▶ What to do
Which lines in the records below contain the word "forme"? Copy each one out.

##### Data supplied

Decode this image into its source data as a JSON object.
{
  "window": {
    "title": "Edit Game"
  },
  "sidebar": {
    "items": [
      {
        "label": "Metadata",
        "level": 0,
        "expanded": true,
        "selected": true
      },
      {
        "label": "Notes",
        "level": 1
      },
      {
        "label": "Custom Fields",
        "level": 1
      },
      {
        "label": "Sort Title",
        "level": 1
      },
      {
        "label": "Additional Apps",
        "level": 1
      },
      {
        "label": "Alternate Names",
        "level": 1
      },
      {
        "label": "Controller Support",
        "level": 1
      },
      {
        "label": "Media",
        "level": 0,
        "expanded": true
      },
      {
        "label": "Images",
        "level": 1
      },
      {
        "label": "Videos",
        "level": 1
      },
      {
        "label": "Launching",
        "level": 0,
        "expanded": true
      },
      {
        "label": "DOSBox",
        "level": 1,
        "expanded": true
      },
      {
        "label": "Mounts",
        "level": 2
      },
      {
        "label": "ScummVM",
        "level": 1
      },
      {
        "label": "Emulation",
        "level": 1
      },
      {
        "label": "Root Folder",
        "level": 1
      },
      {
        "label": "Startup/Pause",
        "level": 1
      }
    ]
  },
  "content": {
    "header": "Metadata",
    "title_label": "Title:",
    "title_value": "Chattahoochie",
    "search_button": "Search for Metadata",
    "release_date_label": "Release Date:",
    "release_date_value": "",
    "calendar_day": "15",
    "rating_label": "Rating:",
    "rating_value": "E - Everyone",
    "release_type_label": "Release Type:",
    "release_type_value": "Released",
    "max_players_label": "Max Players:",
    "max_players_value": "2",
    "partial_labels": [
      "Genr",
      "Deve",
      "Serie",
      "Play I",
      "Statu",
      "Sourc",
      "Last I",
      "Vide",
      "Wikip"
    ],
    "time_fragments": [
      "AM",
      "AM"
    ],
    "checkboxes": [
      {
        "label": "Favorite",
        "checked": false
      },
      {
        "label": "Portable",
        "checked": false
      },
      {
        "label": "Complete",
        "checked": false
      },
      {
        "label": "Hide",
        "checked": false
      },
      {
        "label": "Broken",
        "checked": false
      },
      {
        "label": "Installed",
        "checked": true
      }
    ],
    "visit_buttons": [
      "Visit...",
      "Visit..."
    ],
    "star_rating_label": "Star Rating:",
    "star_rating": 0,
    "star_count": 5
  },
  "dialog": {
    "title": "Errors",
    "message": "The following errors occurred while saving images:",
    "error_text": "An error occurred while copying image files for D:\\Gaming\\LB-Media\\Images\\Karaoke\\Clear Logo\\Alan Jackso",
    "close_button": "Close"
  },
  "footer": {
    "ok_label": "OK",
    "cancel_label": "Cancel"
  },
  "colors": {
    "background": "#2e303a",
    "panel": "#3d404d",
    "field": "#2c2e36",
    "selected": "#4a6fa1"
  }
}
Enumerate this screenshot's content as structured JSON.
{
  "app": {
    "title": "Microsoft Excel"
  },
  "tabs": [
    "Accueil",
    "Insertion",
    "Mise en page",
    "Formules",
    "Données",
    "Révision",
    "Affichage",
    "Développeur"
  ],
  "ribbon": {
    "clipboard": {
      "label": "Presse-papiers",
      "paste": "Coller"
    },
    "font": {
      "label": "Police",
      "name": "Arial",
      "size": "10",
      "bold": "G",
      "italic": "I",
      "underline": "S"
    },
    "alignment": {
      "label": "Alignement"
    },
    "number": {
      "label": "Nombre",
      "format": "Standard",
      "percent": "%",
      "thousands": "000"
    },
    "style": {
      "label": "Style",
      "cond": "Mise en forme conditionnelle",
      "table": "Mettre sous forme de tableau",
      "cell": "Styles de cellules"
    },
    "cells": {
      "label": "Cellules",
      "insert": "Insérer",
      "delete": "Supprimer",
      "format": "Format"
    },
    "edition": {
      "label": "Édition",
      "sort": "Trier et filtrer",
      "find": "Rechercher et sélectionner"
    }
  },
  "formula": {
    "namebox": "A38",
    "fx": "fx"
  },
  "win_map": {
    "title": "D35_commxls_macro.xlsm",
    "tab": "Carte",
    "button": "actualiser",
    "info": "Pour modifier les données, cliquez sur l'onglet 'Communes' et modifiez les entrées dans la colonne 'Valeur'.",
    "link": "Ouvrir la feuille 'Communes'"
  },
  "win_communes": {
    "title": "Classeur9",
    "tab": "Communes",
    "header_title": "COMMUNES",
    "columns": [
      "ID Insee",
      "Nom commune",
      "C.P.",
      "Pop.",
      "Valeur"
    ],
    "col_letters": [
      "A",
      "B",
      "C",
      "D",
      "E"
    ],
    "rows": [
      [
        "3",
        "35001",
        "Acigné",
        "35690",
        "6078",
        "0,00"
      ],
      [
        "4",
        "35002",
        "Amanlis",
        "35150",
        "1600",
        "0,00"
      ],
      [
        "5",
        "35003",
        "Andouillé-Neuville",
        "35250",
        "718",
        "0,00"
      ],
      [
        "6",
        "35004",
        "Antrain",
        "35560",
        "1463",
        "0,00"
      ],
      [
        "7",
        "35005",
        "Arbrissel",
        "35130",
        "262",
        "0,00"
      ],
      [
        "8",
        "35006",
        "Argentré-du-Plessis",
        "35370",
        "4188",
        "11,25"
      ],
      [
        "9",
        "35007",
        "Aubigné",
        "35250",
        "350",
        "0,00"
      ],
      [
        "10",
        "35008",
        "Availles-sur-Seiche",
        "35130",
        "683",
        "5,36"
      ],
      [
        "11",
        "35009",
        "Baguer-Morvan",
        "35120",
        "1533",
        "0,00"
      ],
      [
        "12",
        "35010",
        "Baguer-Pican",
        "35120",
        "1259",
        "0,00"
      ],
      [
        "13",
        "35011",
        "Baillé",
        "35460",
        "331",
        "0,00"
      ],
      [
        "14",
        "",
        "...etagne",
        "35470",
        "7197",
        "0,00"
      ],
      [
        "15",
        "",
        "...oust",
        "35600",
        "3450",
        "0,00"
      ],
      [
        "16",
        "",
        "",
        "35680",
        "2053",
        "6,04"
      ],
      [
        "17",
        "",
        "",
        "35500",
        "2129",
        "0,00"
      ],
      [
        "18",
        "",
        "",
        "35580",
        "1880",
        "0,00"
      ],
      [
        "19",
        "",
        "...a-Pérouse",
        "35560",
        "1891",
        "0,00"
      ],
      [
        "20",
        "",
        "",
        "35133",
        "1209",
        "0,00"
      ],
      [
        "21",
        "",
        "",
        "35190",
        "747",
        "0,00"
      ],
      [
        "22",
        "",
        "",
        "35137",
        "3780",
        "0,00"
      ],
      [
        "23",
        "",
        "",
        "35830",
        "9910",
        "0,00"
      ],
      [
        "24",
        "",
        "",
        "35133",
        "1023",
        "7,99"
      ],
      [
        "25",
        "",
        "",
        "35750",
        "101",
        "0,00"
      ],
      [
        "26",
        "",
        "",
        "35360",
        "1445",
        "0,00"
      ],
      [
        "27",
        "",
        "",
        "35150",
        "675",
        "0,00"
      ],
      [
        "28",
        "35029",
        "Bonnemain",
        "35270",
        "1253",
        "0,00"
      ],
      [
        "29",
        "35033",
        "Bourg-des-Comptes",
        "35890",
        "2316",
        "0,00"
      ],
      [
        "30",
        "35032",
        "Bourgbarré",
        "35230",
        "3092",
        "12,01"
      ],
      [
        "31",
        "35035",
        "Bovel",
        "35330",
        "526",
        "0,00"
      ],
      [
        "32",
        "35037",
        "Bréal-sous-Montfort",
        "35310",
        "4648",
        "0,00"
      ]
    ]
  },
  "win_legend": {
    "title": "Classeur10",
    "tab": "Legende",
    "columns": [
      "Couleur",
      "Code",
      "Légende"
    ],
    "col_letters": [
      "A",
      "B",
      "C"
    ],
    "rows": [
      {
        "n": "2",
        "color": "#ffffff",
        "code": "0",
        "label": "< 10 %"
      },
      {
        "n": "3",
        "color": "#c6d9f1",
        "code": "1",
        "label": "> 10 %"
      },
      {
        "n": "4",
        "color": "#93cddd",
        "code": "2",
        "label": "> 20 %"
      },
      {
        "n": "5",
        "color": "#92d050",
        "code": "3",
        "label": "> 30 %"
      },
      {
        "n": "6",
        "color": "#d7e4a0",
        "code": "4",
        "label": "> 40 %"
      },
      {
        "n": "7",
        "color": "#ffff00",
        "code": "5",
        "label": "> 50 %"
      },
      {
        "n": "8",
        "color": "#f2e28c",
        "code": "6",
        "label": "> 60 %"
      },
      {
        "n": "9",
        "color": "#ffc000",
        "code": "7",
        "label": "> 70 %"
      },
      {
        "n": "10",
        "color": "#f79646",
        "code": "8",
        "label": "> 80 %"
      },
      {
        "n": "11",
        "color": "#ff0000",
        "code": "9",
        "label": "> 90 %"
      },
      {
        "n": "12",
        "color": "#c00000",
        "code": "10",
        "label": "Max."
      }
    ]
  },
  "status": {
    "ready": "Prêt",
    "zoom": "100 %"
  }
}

##########

▶ Written answer
      "cond": "Mise en forme conditionnelle",
      "table": "Mettre sous forme de tableau",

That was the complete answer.